● **Set problem**: Count every line below in which "title" occurs, then give only the count.

━━━ Extracted information ━━━

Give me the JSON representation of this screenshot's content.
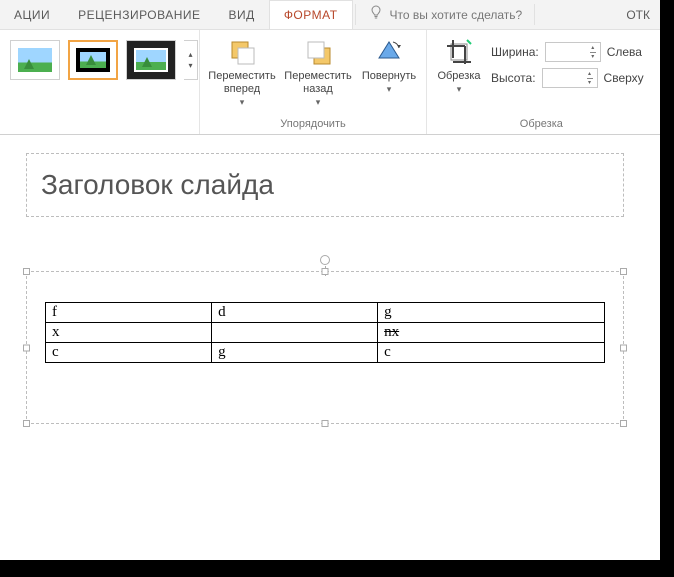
{
  "tabs": {
    "animations": "АЦИИ",
    "review": "РЕЦЕНЗИРОВАНИЕ",
    "view": "ВИД",
    "format": "ФОРМАТ",
    "tellme_placeholder": "Что вы хотите сделать?",
    "right_partial": "ОТК"
  },
  "ribbon": {
    "arrange": {
      "bring_forward": "Переместить вперед",
      "send_backward": "Переместить назад",
      "rotate": "Повернуть",
      "group_label": "Упорядочить"
    },
    "crop": {
      "crop": "Обрезка",
      "width_label": "Ширина:",
      "height_label": "Высота:",
      "left_label": "Слева",
      "top_label": "Сверху",
      "group_label": "Обрезка"
    }
  },
  "slide": {
    "title": "Заголовок слайда",
    "table": [
      [
        "f",
        "d",
        "g"
      ],
      [
        "x",
        "",
        "nx"
      ],
      [
        "c",
        "g",
        "c"
      ]
    ]
  }
}
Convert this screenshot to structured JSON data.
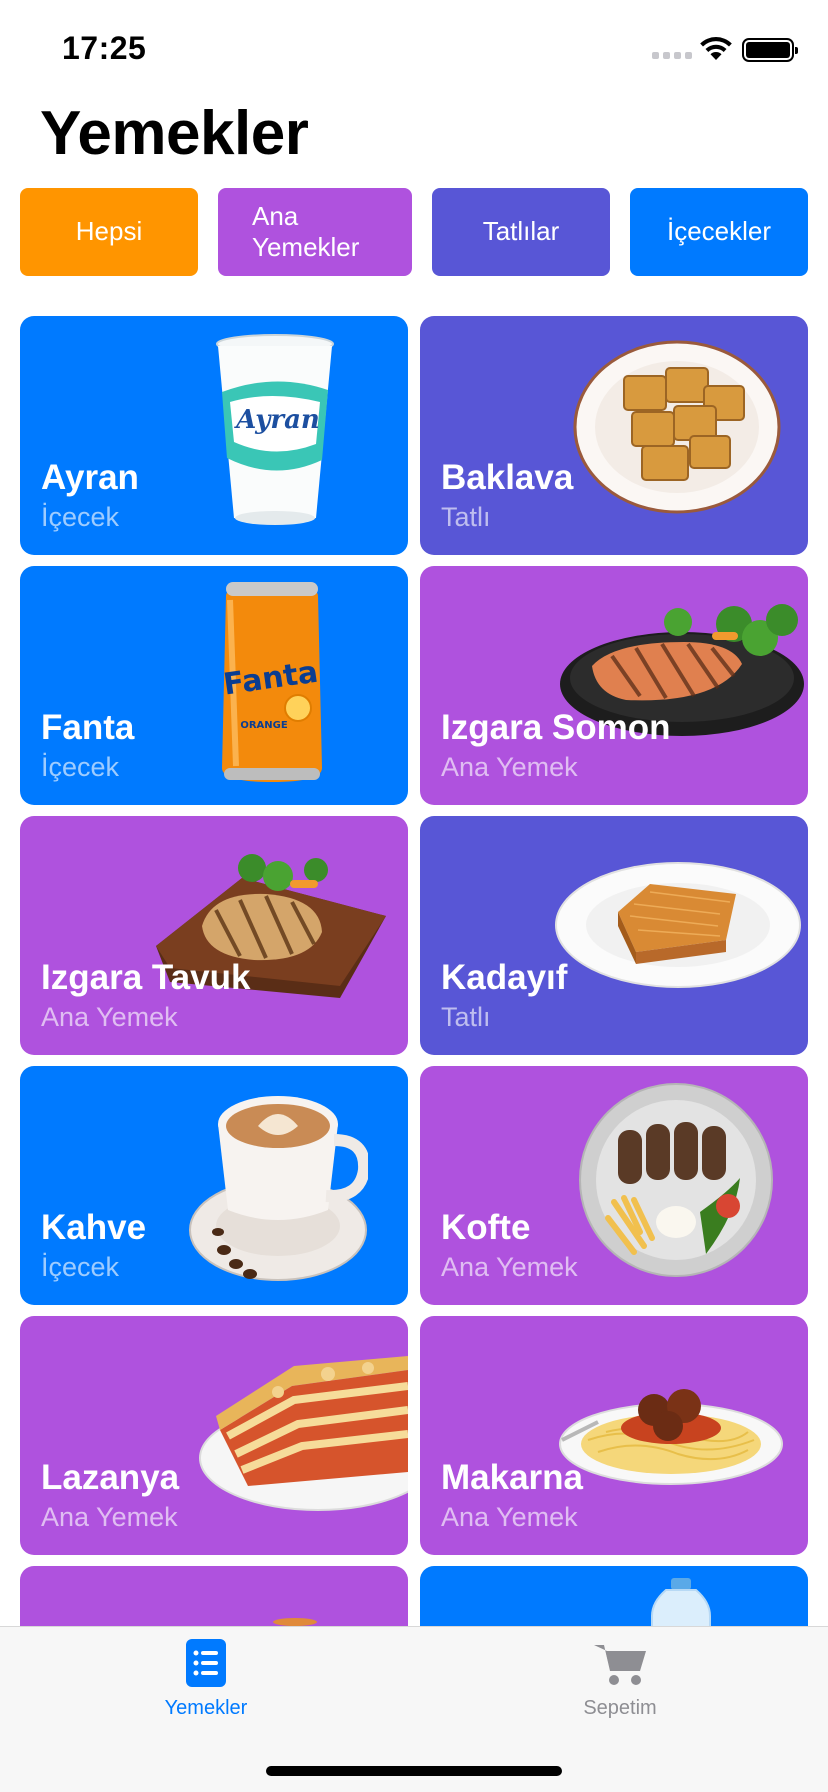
{
  "status_bar": {
    "time": "17:25"
  },
  "page": {
    "title": "Yemekler"
  },
  "filters": [
    {
      "label": "Hepsi",
      "color": "#FF9500"
    },
    {
      "label": "Ana Yemekler",
      "color": "#AF52DE"
    },
    {
      "label": "Tatlılar",
      "color": "#5856D6"
    },
    {
      "label": "İçecekler",
      "color": "#007AFF"
    }
  ],
  "colors": {
    "drink": "#007AFF",
    "main": "#AF52DE",
    "dessert": "#5856D6",
    "tab_active": "#007AFF",
    "tab_inactive": "#8E8E93"
  },
  "items": [
    {
      "name": "Ayran",
      "category": "İçecek",
      "icon": "ayran-cup-icon"
    },
    {
      "name": "Baklava",
      "category": "Tatlı",
      "icon": "baklava-plate-icon"
    },
    {
      "name": "Fanta",
      "category": "İçecek",
      "icon": "fanta-can-icon"
    },
    {
      "name": "Izgara Somon",
      "category": "Ana Yemek",
      "icon": "grilled-salmon-icon"
    },
    {
      "name": "Izgara Tavuk",
      "category": "Ana Yemek",
      "icon": "grilled-chicken-icon"
    },
    {
      "name": "Kadayıf",
      "category": "Tatlı",
      "icon": "kadayif-plate-icon"
    },
    {
      "name": "Kahve",
      "category": "İçecek",
      "icon": "coffee-cup-icon"
    },
    {
      "name": "Kofte",
      "category": "Ana Yemek",
      "icon": "kofte-plate-icon"
    },
    {
      "name": "Lazanya",
      "category": "Ana Yemek",
      "icon": "lasagna-plate-icon"
    },
    {
      "name": "Makarna",
      "category": "Ana Yemek",
      "icon": "pasta-plate-icon"
    }
  ],
  "tab_bar": {
    "tabs": [
      {
        "label": "Yemekler",
        "icon": "list-icon",
        "active": true
      },
      {
        "label": "Sepetim",
        "icon": "cart-icon",
        "active": false
      }
    ]
  }
}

━━━

● **Response for this exercise**: 2